[A run of records]
══════════════════════════════

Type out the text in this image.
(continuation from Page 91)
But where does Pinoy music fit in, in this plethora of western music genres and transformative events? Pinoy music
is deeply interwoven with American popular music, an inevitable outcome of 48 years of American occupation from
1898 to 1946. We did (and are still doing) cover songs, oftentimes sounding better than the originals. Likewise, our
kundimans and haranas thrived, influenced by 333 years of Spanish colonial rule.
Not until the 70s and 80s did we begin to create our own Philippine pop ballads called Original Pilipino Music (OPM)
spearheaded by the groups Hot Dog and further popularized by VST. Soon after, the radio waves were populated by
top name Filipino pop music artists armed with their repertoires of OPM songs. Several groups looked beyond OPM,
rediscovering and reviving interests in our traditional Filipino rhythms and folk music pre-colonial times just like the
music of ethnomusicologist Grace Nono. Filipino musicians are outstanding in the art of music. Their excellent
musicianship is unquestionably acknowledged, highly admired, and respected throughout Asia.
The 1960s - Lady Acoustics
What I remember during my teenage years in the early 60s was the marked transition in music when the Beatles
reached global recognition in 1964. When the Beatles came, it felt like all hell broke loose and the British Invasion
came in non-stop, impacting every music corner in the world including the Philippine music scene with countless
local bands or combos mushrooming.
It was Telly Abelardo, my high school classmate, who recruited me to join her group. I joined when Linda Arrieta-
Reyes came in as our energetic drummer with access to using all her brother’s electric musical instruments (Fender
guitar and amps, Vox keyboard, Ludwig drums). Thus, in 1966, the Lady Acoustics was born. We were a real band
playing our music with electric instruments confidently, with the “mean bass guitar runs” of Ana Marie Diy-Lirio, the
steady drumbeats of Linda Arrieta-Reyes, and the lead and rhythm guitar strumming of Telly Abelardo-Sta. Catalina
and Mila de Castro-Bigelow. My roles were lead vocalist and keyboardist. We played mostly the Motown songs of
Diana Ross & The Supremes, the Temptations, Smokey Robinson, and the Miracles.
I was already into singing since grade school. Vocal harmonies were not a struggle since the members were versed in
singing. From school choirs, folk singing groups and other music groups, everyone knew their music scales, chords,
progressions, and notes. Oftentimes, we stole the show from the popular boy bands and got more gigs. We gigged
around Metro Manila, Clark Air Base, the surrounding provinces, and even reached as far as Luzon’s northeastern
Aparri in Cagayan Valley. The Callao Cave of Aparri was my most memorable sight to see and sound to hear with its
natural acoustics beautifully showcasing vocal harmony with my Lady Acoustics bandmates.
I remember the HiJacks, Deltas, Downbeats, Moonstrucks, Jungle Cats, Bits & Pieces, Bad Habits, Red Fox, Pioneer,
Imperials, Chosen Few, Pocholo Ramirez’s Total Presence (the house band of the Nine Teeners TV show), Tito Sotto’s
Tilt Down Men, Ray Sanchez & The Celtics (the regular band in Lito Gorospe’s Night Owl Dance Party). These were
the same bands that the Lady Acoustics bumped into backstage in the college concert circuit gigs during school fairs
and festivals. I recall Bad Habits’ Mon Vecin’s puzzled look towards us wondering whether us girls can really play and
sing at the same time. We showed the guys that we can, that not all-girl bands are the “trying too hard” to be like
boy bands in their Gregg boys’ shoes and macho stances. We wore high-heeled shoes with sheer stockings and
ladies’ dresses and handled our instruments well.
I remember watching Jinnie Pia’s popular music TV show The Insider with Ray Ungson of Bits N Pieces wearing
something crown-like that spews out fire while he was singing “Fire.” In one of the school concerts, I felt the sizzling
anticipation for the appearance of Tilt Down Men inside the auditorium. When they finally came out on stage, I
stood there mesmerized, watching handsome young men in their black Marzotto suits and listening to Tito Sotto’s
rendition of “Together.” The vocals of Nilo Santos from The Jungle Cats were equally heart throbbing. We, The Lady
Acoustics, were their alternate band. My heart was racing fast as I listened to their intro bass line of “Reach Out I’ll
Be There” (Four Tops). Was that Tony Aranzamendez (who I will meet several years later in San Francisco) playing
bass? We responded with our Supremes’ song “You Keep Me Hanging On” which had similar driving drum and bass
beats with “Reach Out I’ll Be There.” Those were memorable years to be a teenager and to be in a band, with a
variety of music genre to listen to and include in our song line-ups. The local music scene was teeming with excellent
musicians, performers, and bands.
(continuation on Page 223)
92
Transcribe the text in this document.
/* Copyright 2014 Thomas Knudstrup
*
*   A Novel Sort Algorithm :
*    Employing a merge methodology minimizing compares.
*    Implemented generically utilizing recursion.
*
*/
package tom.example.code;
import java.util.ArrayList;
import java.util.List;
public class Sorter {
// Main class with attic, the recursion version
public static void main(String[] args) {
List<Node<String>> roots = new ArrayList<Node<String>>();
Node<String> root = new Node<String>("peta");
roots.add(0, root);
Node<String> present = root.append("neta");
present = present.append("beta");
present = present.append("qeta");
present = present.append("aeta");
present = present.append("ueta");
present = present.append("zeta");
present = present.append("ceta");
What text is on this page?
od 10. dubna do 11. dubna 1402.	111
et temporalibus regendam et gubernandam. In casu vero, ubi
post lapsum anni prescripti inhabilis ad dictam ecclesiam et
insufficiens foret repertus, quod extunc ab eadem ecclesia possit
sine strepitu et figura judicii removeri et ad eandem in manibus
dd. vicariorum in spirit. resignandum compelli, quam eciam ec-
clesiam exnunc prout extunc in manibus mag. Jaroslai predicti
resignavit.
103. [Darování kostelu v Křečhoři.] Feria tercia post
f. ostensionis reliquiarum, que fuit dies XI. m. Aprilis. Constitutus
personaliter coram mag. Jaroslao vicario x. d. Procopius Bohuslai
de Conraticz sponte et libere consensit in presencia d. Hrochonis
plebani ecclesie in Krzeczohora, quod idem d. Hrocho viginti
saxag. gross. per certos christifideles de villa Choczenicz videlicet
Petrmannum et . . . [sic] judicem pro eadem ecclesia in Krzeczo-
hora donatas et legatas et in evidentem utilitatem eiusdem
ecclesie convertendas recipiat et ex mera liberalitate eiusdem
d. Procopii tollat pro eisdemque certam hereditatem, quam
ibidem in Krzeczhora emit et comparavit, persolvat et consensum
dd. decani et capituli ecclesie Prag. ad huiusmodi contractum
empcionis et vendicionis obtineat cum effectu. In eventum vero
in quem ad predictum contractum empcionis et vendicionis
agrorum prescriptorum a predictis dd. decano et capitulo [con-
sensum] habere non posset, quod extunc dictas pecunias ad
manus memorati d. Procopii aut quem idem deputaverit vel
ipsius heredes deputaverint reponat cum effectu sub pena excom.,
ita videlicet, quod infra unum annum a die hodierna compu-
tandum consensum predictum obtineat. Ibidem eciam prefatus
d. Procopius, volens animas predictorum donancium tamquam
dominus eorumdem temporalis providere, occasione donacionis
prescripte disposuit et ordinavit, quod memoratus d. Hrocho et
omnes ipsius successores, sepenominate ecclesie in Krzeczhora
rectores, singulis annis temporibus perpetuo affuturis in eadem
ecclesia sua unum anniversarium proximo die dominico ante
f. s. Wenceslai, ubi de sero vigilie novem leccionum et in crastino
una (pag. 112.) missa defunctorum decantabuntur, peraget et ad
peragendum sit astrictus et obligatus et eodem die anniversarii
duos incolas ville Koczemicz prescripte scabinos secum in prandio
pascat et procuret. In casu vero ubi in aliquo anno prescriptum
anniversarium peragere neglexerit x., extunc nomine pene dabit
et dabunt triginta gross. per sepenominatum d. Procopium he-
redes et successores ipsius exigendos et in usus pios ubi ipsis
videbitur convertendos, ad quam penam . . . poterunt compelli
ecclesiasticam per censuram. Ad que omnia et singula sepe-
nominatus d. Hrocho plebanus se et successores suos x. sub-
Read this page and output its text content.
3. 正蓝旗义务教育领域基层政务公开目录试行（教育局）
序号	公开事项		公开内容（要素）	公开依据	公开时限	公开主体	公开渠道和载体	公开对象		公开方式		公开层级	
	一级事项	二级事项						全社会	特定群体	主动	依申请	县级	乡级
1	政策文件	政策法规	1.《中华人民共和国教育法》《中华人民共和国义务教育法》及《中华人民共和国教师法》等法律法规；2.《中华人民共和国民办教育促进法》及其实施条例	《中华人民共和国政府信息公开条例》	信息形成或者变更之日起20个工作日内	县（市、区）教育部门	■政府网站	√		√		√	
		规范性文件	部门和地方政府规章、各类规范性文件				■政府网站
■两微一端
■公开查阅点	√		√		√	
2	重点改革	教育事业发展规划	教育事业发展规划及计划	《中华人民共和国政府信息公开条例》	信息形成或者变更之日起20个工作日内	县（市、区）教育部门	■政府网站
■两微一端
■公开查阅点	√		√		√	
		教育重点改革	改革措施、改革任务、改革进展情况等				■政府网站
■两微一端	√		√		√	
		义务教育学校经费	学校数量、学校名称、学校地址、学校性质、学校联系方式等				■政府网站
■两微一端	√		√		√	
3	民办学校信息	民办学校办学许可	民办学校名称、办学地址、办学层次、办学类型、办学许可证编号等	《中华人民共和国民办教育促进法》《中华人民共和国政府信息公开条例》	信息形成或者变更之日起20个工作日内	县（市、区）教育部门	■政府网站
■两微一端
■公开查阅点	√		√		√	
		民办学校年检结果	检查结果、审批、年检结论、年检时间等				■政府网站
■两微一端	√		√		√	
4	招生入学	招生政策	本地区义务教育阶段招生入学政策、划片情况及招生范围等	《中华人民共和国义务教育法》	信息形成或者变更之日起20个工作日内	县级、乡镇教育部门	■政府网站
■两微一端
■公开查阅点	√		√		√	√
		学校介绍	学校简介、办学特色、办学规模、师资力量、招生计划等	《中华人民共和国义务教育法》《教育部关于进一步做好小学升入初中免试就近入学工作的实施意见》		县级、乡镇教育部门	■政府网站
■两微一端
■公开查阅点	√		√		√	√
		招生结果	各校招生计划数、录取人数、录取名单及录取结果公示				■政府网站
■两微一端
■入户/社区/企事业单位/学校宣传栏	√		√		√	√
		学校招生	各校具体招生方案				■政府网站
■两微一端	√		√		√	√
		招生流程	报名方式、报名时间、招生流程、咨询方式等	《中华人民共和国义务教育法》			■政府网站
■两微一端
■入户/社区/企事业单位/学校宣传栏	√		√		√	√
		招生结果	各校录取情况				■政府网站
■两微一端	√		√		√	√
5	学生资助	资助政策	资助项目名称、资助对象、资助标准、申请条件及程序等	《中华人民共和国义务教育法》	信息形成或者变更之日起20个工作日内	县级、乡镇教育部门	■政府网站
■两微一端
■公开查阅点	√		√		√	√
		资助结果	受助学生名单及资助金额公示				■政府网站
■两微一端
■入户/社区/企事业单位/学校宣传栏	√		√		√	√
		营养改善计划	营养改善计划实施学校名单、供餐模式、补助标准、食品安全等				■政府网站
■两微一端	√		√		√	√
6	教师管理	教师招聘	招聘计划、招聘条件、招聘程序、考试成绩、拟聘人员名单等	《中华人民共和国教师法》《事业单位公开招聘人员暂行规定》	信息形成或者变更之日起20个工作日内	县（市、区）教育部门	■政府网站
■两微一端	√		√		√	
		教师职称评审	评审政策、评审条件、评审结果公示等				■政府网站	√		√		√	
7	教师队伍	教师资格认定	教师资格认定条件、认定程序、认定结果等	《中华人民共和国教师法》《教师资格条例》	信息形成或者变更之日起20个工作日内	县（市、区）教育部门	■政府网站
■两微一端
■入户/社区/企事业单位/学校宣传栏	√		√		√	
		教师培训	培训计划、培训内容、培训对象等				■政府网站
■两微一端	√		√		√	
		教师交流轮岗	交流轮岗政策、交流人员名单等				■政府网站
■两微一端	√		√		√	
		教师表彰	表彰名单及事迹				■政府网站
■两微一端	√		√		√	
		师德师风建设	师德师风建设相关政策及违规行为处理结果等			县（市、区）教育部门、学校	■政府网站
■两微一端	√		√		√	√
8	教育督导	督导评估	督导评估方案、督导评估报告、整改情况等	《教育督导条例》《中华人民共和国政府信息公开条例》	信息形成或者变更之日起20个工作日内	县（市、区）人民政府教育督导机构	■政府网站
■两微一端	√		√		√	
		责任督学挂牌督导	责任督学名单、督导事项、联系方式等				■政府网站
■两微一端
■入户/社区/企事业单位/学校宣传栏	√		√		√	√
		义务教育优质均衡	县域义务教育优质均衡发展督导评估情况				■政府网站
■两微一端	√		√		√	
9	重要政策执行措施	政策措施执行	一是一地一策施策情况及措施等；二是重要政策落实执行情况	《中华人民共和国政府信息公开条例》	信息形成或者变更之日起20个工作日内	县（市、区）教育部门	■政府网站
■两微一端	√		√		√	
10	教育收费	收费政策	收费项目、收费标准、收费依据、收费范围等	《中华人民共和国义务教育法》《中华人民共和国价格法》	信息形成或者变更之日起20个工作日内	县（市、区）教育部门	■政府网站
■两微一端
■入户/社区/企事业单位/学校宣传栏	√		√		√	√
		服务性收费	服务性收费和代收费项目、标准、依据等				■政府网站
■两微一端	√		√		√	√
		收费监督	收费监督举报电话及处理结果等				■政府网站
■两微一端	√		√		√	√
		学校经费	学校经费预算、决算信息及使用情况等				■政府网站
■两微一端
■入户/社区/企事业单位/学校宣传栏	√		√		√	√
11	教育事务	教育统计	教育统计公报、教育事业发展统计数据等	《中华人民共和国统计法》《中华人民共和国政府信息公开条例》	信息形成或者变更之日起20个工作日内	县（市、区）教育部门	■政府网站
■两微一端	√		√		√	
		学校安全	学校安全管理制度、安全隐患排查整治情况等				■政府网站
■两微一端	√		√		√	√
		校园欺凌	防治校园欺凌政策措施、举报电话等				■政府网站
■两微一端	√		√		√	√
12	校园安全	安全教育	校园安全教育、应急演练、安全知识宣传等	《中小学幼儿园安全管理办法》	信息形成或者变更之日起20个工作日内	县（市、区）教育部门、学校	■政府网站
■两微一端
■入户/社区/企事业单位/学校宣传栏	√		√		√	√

══════════════════════════════

Direction
Search the data for "ecclesie" and list every line in which it occurs.

Reply
plebani ecclesie in Krzeczohora, quod idem d. Hrocho viginti
ecclesie convertendas recipiat et ex mera liberalitate eiusdem
dd. decani et capituli ecclesie Prag. ad huiusmodi contractum
omnes ipsius successores, sepenominate ecclesie in Krzeczhora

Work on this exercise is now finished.